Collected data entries
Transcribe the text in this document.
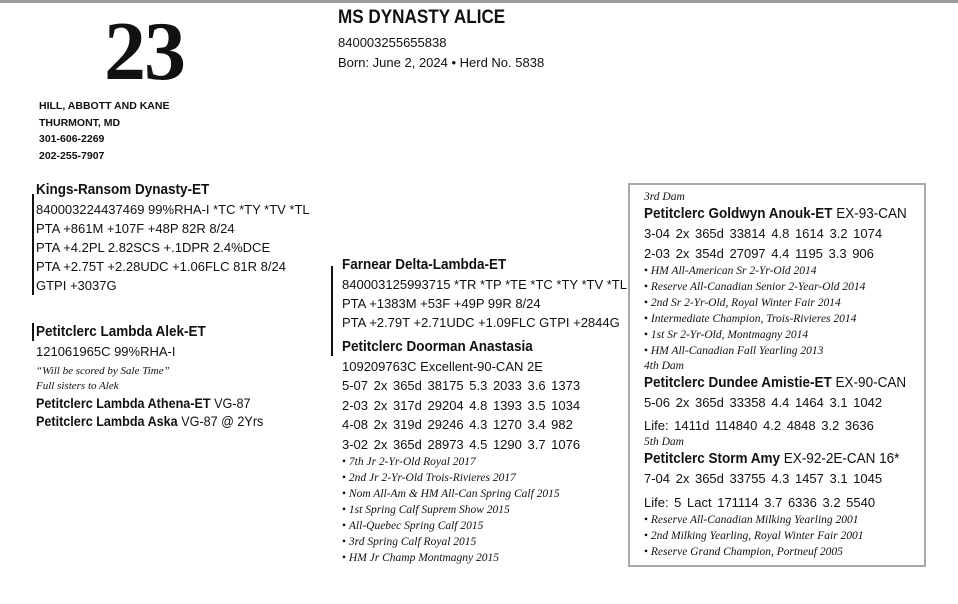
23
HILL, ABBOTT AND KANE
THURMONT, MD
301-606-2269
202-255-7907
MS DYNASTY ALICE
840003255655838
Born: June 2, 2024 • Herd No. 5838
Kings-Ransom Dynasty-ET
840003224437469 99%RHA-I *TC *TY *TV *TL
PTA +861M +107F +48P 82R 8/24
PTA +4.2PL 2.82SCS +.1DPR 2.4%DCE
PTA +2.75T +2.28UDC +1.06FLC 81R 8/24
GTPI +3037G
Petitclerc Lambda Alek-ET
121061965C 99%RHA-I
“Will be scored by Sale Time”
Full sisters to Alek
Petitclerc Lambda Athena-ET VG-87
Petitclerc Lambda Aska VG-87 @ 2Yrs
Farnear Delta-Lambda-ET
840003125993715 *TR *TP *TE *TC *TY *TV *TL
PTA +1383M +53F +49P 99R 8/24
PTA +2.79T +2.71UDC +1.09FLC GTPI +2844G
Petitclerc Doorman Anastasia
109209763C Excellent-90-CAN 2E
5-07 2x 365d 38175 5.3 2033 3.6 1373
2-03 2x 317d 29204 4.8 1393 3.5 1034
4-08 2x 319d 29246 4.3 1270 3.4 982
3-02 2x 365d 28973 4.5 1290 3.7 1076
• 7th Jr 2-Yr-Old Royal 2017
• 2nd Jr 2-Yr-Old Trois-Rivieres 2017
• Nom All-Am & HM All-Can Spring Calf 2015
• 1st Spring Calf Suprem Show 2015
• All-Quebec Spring Calf 2015
• 3rd Spring Calf Royal 2015
• HM Jr Champ Montmagny 2015
3rd Dam
Petitclerc Goldwyn Anouk-ET EX-93-CAN
3-04 2x 365d 33814 4.8 1614 3.2 1074
2-03 2x 354d 27097 4.4 1195 3.3 906
• HM All-American Sr 2-Yr-Old 2014
• Reserve All-Canadian Senior 2-Year-Old 2014
• 2nd Sr 2-Yr-Old, Royal Winter Fair 2014
• Intermediate Champion, Trois-Rivieres 2014
• 1st Sr 2-Yr-Old, Montmagny 2014
• HM All-Canadian Fall Yearling 2013
4th Dam
Petitclerc Dundee Amistie-ET EX-90-CAN
5-06 2x 365d 33358 4.4 1464 3.1 1042
Life: 1411d 114840 4.2 4848 3.2 3636
5th Dam
Petitclerc Storm Amy EX-92-2E-CAN 16*
7-04 2x 365d 33755 4.3 1457 3.1 1045
Life: 5 Lact 171114 3.7 6336 3.2 5540
• Reserve All-Canadian Milking Yearling 2001
• 2nd Milking Yearling, Royal Winter Fair 2001
• Reserve Grand Champion, Portneuf 2005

*WHAT YOU HAVE TO DO:*
Print each of the records above exactly as written, leaving no picture in the copy.

*SOLUTION FOR THIS PROBLEM:*
Transcribe the text in this document.
23
HILL, ABBOTT AND KANE
THURMONT, MD
301-606-2269
202-255-7907
MS DYNASTY ALICE
840003255655838
Born: June 2, 2024 • Herd No. 5838
Kings-Ransom Dynasty-ET
840003224437469 99%RHA-I *TC *TY *TV *TL
PTA +861M +107F +48P 82R 8/24
PTA +4.2PL 2.82SCS +.1DPR 2.4%DCE
PTA +2.75T +2.28UDC +1.06FLC 81R 8/24
GTPI +3037G
Petitclerc Lambda Alek-ET
121061965C 99%RHA-I
“Will be scored by Sale Time”
Full sisters to Alek
Petitclerc Lambda Athena-ET VG-87
Petitclerc Lambda Aska VG-87 @ 2Yrs
Farnear Delta-Lambda-ET
840003125993715 *TR *TP *TE *TC *TY *TV *TL
PTA +1383M +53F +49P 99R 8/24
PTA +2.79T +2.71UDC +1.09FLC GTPI +2844G
Petitclerc Doorman Anastasia
109209763C Excellent-90-CAN 2E
5-07 2x 365d 38175 5.3 2033 3.6 1373
2-03 2x 317d 29204 4.8 1393 3.5 1034
4-08 2x 319d 29246 4.3 1270 3.4 982
3-02 2x 365d 28973 4.5 1290 3.7 1076
• 7th Jr 2-Yr-Old Royal 2017
• 2nd Jr 2-Yr-Old Trois-Rivieres 2017
• Nom All-Am & HM All-Can Spring Calf 2015
• 1st Spring Calf Suprem Show 2015
• All-Quebec Spring Calf 2015
• 3rd Spring Calf Royal 2015
• HM Jr Champ Montmagny 2015
3rd Dam
Petitclerc Goldwyn Anouk-ET EX-93-CAN
3-04 2x 365d 33814 4.8 1614 3.2 1074
2-03 2x 354d 27097 4.4 1195 3.3 906
• HM All-American Sr 2-Yr-Old 2014
• Reserve All-Canadian Senior 2-Year-Old 2014
• 2nd Sr 2-Yr-Old, Royal Winter Fair 2014
• Intermediate Champion, Trois-Rivieres 2014
• 1st Sr 2-Yr-Old, Montmagny 2014
• HM All-Canadian Fall Yearling 2013
4th Dam
Petitclerc Dundee Amistie-ET EX-90-CAN
5-06 2x 365d 33358 4.4 1464 3.1 1042
Life: 1411d 114840 4.2 4848 3.2 3636
5th Dam
Petitclerc Storm Amy EX-92-2E-CAN 16*
7-04 2x 365d 33755 4.3 1457 3.1 1045
Life: 5 Lact 171114 3.7 6336 3.2 5540
• Reserve All-Canadian Milking Yearling 2001
• 2nd Milking Yearling, Royal Winter Fair 2001
• Reserve Grand Champion, Portneuf 2005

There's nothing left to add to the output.